The task: Rewrite the data below, swapping "item-card" for "product-card" wherever it occurs and keeping every other character unchanged.

Saved entries:

>> start

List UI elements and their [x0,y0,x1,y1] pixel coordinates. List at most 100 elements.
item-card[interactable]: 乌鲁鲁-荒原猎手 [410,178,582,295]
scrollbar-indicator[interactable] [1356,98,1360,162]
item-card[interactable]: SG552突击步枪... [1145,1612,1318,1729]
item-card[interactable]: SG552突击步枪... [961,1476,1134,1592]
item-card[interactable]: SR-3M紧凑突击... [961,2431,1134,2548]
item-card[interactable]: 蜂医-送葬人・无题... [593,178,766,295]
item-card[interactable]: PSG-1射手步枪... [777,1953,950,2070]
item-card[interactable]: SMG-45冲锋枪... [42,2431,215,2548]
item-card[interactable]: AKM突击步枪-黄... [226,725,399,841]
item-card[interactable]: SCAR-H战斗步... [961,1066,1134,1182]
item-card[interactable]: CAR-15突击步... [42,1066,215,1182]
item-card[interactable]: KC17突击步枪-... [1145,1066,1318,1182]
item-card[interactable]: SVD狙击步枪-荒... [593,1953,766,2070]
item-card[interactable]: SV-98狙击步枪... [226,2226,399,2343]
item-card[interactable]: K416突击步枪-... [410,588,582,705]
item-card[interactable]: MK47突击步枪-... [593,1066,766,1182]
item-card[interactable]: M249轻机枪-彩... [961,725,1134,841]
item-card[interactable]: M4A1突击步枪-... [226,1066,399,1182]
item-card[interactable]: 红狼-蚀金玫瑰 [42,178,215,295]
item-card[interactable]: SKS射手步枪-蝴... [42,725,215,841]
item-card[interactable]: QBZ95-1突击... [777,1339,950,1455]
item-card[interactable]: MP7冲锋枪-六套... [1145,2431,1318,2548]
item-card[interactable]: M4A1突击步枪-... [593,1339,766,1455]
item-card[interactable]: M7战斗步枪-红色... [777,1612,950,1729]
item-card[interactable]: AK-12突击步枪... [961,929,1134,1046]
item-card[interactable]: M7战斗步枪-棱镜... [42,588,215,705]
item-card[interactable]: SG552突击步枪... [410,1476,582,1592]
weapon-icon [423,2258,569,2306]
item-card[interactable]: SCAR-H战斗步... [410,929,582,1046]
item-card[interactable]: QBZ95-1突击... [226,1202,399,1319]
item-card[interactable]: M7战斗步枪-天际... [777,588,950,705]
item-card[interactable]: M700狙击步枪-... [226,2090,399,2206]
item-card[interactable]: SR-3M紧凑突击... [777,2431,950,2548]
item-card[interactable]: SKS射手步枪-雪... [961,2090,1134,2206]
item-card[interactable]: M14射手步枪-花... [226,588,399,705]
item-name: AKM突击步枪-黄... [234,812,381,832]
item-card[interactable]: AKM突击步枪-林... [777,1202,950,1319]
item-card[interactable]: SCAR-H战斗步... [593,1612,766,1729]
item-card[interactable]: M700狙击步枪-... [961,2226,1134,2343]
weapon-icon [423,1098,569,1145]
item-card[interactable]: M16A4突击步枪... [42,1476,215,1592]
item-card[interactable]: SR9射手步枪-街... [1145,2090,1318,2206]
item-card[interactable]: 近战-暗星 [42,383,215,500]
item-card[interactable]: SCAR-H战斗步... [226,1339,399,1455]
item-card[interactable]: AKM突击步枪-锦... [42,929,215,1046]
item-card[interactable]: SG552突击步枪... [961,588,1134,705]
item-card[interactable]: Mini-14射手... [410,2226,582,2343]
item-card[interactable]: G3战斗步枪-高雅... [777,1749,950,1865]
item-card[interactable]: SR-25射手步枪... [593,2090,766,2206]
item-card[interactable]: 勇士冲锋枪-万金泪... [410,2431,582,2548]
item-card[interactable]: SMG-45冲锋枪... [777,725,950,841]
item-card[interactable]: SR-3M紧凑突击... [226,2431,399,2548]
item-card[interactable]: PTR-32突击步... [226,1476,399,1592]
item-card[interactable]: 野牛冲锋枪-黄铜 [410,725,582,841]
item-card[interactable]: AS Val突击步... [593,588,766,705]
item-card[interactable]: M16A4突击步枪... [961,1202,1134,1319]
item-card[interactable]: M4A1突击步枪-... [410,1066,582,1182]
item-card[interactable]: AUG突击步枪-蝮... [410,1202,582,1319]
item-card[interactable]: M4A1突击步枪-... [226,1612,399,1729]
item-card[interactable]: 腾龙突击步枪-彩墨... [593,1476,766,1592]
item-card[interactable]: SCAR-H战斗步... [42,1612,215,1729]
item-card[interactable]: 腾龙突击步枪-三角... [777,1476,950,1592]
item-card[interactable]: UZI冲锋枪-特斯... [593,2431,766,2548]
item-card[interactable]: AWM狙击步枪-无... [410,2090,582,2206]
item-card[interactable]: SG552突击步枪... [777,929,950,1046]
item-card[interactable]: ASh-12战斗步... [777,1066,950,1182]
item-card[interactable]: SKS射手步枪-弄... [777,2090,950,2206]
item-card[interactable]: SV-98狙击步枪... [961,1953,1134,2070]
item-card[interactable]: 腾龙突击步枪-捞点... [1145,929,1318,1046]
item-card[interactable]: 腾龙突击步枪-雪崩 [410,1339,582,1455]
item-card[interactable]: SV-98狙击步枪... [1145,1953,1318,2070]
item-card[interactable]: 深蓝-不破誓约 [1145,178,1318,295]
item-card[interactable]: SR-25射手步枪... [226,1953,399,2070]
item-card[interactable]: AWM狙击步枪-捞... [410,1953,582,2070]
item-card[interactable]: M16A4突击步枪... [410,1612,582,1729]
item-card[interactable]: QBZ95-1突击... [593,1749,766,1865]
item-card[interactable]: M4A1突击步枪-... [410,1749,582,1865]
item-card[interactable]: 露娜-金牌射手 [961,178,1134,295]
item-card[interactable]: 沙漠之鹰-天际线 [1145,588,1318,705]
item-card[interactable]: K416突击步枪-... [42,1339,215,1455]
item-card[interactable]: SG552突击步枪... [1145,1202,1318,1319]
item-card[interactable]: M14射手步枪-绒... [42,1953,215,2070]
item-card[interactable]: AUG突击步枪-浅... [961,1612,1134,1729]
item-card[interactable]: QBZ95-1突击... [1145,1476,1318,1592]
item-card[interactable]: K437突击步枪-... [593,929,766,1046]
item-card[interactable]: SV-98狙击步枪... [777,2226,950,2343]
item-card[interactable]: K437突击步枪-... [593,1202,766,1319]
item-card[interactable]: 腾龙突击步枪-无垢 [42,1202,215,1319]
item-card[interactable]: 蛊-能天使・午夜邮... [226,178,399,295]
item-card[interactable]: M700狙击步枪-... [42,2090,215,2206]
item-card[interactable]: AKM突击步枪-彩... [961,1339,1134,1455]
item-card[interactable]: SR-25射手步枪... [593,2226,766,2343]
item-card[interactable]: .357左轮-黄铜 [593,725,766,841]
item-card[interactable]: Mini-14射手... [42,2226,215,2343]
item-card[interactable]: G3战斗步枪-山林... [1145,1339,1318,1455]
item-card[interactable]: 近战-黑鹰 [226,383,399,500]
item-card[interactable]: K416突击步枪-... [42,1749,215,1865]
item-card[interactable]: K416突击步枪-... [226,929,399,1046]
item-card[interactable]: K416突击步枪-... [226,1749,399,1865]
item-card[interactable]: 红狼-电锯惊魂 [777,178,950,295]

>> end

Written response:
List UI elements and their [x0,y0,x1,y1] pixel coordinates. List at most 100 elements.
product-card[interactable]: 乌鲁鲁-荒原猎手 [410,178,582,295]
scrollbar-indicator[interactable] [1356,98,1360,162]
product-card[interactable]: SG552突击步枪... [1145,1612,1318,1729]
product-card[interactable]: SG552突击步枪... [961,1476,1134,1592]
product-card[interactable]: SR-3M紧凑突击... [961,2431,1134,2548]
product-card[interactable]: 蜂医-送葬人・无题... [593,178,766,295]
product-card[interactable]: PSG-1射手步枪... [777,1953,950,2070]
product-card[interactable]: SMG-45冲锋枪... [42,2431,215,2548]
product-card[interactable]: AKM突击步枪-黄... [226,725,399,841]
product-card[interactable]: SCAR-H战斗步... [961,1066,1134,1182]
product-card[interactable]: CAR-15突击步... [42,1066,215,1182]
product-card[interactable]: KC17突击步枪-... [1145,1066,1318,1182]
product-card[interactable]: SVD狙击步枪-荒... [593,1953,766,2070]
product-card[interactable]: SV-98狙击步枪... [226,2226,399,2343]
product-card[interactable]: K416突击步枪-... [410,588,582,705]
product-card[interactable]: MK47突击步枪-... [593,1066,766,1182]
product-card[interactable]: M249轻机枪-彩... [961,725,1134,841]
product-card[interactable]: M4A1突击步枪-... [226,1066,399,1182]
product-card[interactable]: 红狼-蚀金玫瑰 [42,178,215,295]
product-card[interactable]: SKS射手步枪-蝴... [42,725,215,841]
product-card[interactable]: QBZ95-1突击... [777,1339,950,1455]
product-card[interactable]: MP7冲锋枪-六套... [1145,2431,1318,2548]
product-card[interactable]: M4A1突击步枪-... [593,1339,766,1455]
product-card[interactable]: M7战斗步枪-红色... [777,1612,950,1729]
product-card[interactable]: AK-12突击步枪... [961,929,1134,1046]
product-card[interactable]: M7战斗步枪-棱镜... [42,588,215,705]
product-card[interactable]: SG552突击步枪... [410,1476,582,1592]
weapon-icon [423,2258,569,2306]
product-card[interactable]: SCAR-H战斗步... [410,929,582,1046]
product-card[interactable]: QBZ95-1突击... [226,1202,399,1319]
product-card[interactable]: M7战斗步枪-天际... [777,588,950,705]
product-card[interactable]: M700狙击步枪-... [226,2090,399,2206]
product-card[interactable]: SR-3M紧凑突击... [777,2431,950,2548]
product-card[interactable]: SKS射手步枪-雪... [961,2090,1134,2206]
product-card[interactable]: M14射手步枪-花... [226,588,399,705]
item-name: AKM突击步枪-黄... [234,812,381,832]
product-card[interactable]: AKM突击步枪-林... [777,1202,950,1319]
product-card[interactable]: SCAR-H战斗步... [593,1612,766,1729]
product-card[interactable]: M700狙击步枪-... [961,2226,1134,2343]
weapon-icon [423,1098,569,1145]
product-card[interactable]: M16A4突击步枪... [42,1476,215,1592]
product-card[interactable]: SR9射手步枪-街... [1145,2090,1318,2206]
product-card[interactable]: 近战-暗星 [42,383,215,500]
product-card[interactable]: SCAR-H战斗步... [226,1339,399,1455]
product-card[interactable]: AKM突击步枪-锦... [42,929,215,1046]
product-card[interactable]: SG552突击步枪... [961,588,1134,705]
product-card[interactable]: Mini-14射手... [410,2226,582,2343]
product-card[interactable]: G3战斗步枪-高雅... [777,1749,950,1865]
product-card[interactable]: SR-25射手步枪... [593,2090,766,2206]
product-card[interactable]: 勇士冲锋枪-万金泪... [410,2431,582,2548]
product-card[interactable]: SMG-45冲锋枪... [777,725,950,841]
product-card[interactable]: SR-3M紧凑突击... [226,2431,399,2548]
product-card[interactable]: PTR-32突击步... [226,1476,399,1592]
product-card[interactable]: 野牛冲锋枪-黄铜 [410,725,582,841]
product-card[interactable]: AS Val突击步... [593,588,766,705]
product-card[interactable]: M16A4突击步枪... [961,1202,1134,1319]
product-card[interactable]: M4A1突击步枪-... [410,1066,582,1182]
product-card[interactable]: AUG突击步枪-蝮... [410,1202,582,1319]
product-card[interactable]: M4A1突击步枪-... [226,1612,399,1729]
product-card[interactable]: 腾龙突击步枪-彩墨... [593,1476,766,1592]
product-card[interactable]: SCAR-H战斗步... [42,1612,215,1729]
product-card[interactable]: 腾龙突击步枪-三角... [777,1476,950,1592]
product-card[interactable]: UZI冲锋枪-特斯... [593,2431,766,2548]
product-card[interactable]: AWM狙击步枪-无... [410,2090,582,2206]
product-card[interactable]: SG552突击步枪... [777,929,950,1046]
product-card[interactable]: ASh-12战斗步... [777,1066,950,1182]
product-card[interactable]: SKS射手步枪-弄... [777,2090,950,2206]
product-card[interactable]: SV-98狙击步枪... [961,1953,1134,2070]
product-card[interactable]: 腾龙突击步枪-捞点... [1145,929,1318,1046]
product-card[interactable]: 腾龙突击步枪-雪崩 [410,1339,582,1455]
product-card[interactable]: SV-98狙击步枪... [1145,1953,1318,2070]
product-card[interactable]: 深蓝-不破誓约 [1145,178,1318,295]
product-card[interactable]: SR-25射手步枪... [226,1953,399,2070]
product-card[interactable]: AWM狙击步枪-捞... [410,1953,582,2070]
product-card[interactable]: M16A4突击步枪... [410,1612,582,1729]
product-card[interactable]: QBZ95-1突击... [593,1749,766,1865]
product-card[interactable]: M4A1突击步枪-... [410,1749,582,1865]
product-card[interactable]: 露娜-金牌射手 [961,178,1134,295]
product-card[interactable]: 沙漠之鹰-天际线 [1145,588,1318,705]
product-card[interactable]: K416突击步枪-... [42,1339,215,1455]
product-card[interactable]: SG552突击步枪... [1145,1202,1318,1319]
product-card[interactable]: M14射手步枪-绒... [42,1953,215,2070]
product-card[interactable]: AUG突击步枪-浅... [961,1612,1134,1729]
product-card[interactable]: QBZ95-1突击... [1145,1476,1318,1592]
product-card[interactable]: K437突击步枪-... [593,929,766,1046]
product-card[interactable]: SV-98狙击步枪... [777,2226,950,2343]
product-card[interactable]: K437突击步枪-... [593,1202,766,1319]
product-card[interactable]: 腾龙突击步枪-无垢 [42,1202,215,1319]
product-card[interactable]: 蛊-能天使・午夜邮... [226,178,399,295]
product-card[interactable]: M700狙击步枪-... [42,2090,215,2206]
product-card[interactable]: AKM突击步枪-彩... [961,1339,1134,1455]
product-card[interactable]: SR-25射手步枪... [593,2226,766,2343]
product-card[interactable]: .357左轮-黄铜 [593,725,766,841]
product-card[interactable]: Mini-14射手... [42,2226,215,2343]
product-card[interactable]: G3战斗步枪-山林... [1145,1339,1318,1455]
product-card[interactable]: 近战-黑鹰 [226,383,399,500]
product-card[interactable]: K416突击步枪-... [42,1749,215,1865]
product-card[interactable]: K416突击步枪-... [226,929,399,1046]
product-card[interactable]: K416突击步枪-... [226,1749,399,1865]
product-card[interactable]: 红狼-电锯惊魂 [777,178,950,295]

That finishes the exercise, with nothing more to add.